+++ Extrait à lire +++

Le peuple lui-même, du moins la bourgeoisie, avait vu plus d’une fois quelques-uns de ses membres siéger dans les conseils du roi ou des grands vassaux. Les rois du Moyen Âge n’avaient ni n’affectaient de dédain pour les bourgeois. Philippe-Auguste, en partant pour la croisade, en l’an 1190, ordonna d’établir dans chaque prévôté quatre prud’hommes, sans l’avis desquels les officiers royaux ne pouvaient prendre aucune décision relativement à l’administration des villes. Ces députés des villes se rendaient tous les quatre mois à Paris, aux grandes assises tenues par la reine et par l’archevêque de Reims, pour y rendre compte de leur gestion et exposer les besoins de leur localité. Les six bourgeois, établis à Paris par Philippe-Auguste lui-même, assistaient au conseil de régence et avaient la garde du sceau de l’État. Le roi ne pouvait trouver du reste des conseillers plus fidèles et plus surs : c’était là une confiance bien placée.
Les bourgeois de certaines villes étaient aussi consultés pour la rédaction des ordonnances concernant les monnaies. En 1263, saint Louis ordonna que les monnaies seigneuriales auraient un type différent de celui des monnaies royales : l’ordonnance qui prescrivit cette mesure importante fut rendue à Chartres, avec le concours de citoyens de Paris, de Provins, d’Orléans, de Sens et de Laon. Lorsqu’en 1303, Philippe le Bel, cédant aux justes réclamations du peuple, promit de ne plus altérer la monnaie et de la rétablir sur l’ancien pied, il réunit, pour déterminer le poids et l’aloi des nouvelles pièces qu’on allait frapper, une assemblée composée des maîtres des monnaies et d’un grand nombre de « bonnes gens des bonnes villes du royaume ». En 1309, il manda « de plusieurs bonnes villes deux ou trois prud’hommes, qui se connaissaient au fait des monnaies, pour avoir conseil et délibération de mettre et faire revenir les monnaies au point et en l’état où elles étaient du temps de monseigneur saint Louis ». En 1314, il réunit pour le même motif des bourgeois de quarante et une des principales villes. Ces députés donnèrent leur avis, qui nous a été conservé.
Dans quelques provinces, principalement dans le Midi, le tiers état était consulté et siégeait dès le treizième siècle à côté des deux autres ordres ; mais, sauf pour les impôts, c’était bénévolement et pour s’éclairer que l’on consultait les membres du tiers état.

+++ Données fournies +++

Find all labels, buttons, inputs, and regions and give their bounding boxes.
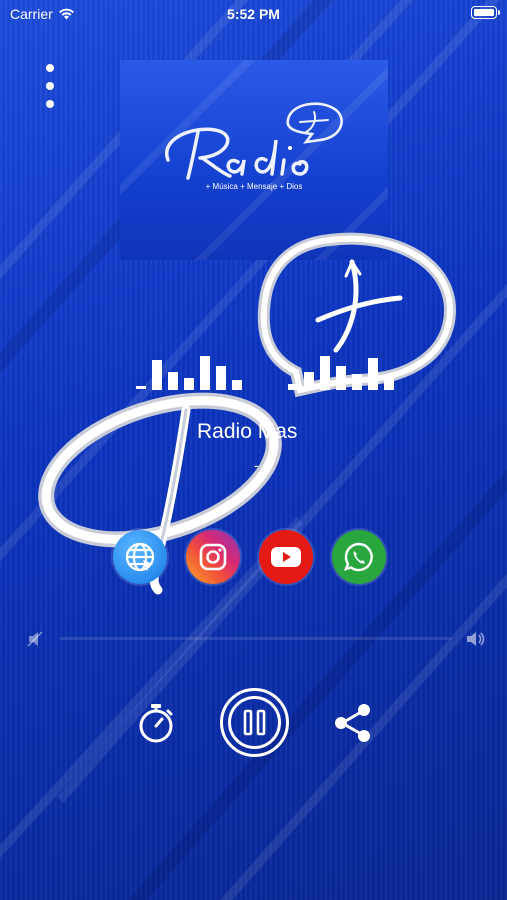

+++

Consignes:
**a)** Recopiez fidèlement le passage de l'extrait sur les bourgeois au Moyen Âge qui commence par les mots « Dans quelques provinces, principalement » et se termine par « du tiers état. ».
**b)** Rédigez la suite de l'extrait sur les bourgeois au Moyen Âge, en reprenant juste après sa dernière phrase.

Corrigé des exercices:
**a)**
Dans quelques provinces, principalement dans le Midi, le tiers état était consulté et siégeait dès le treizième siècle à côté des deux autres ordres ; mais, sauf pour les impôts, c’était bénévolement et pour s’éclairer que l’on consultait les membres du tiers état.

**b)**
Un droit exclusivement royal, et appartenant en propre à la souveraineté, était celui d’accorder des lettres de légitimation. On trouve sous Philippe le Bel un certain nombre de ces actes que notre législation moderne ne permettrait pas, car il s’agissait de donner le rang d’enfants légitimes à des individus dont les parents n’avaient jamais été unis en mariage, à des enfants de prêtres et au fruit de l’adultère.
Un autre droit, qui cessa dès lors d’être partagé par les feudataires, était celui de grâce, qui s’exerçait au moyen de lettres de rémission et d’abolition ; les unes remettaient la peine encourue, les autres dispensaient du jugement. Ces lettres, qui sont assez rares dans les registres de la chancellerie du temps de Philippe le Bel, mais qui abondent sous les règnes suivants, sont les témoins irrécusables de la barbarie des mœurs du Moyen Âge, époque où les querelles étaient presque toujours ensanglantées. Le droit de grâce entraînait de grands abus, car il ne s’appliquait pas aux crimes commis avec ce que nous appelons des circonstances atténuantes, mais à tous ceux dont les auteurs étaient assez riches pour se faire délivrer des lettres de rémission, dont l’obtention était presque toujours accompagnée du payement d’une forte somme d’argent.
En définitive, le pouvoir de faire des lois générales ou établissements résida en fait, sous Philippe le Bel, entre les mains du roi, sans autre condition que d’être exercé avec prudence, quand il s’agissait de la noblesse. L’administration intérieure du domaine était réglée par des ordonnances rendues sans contrôle : il faut excepter le droit de lever des impôts, droit qui participait du pouvoir législatif, puisqu’il ne pouvait être exercé qu’en vertu d’une loi ; mais en principe, cette loi devait être faite, ainsi que je l’ai déjà dit et comme je le montrerai plus loin, avec le concours ou du moins l’assentiment des contribuables.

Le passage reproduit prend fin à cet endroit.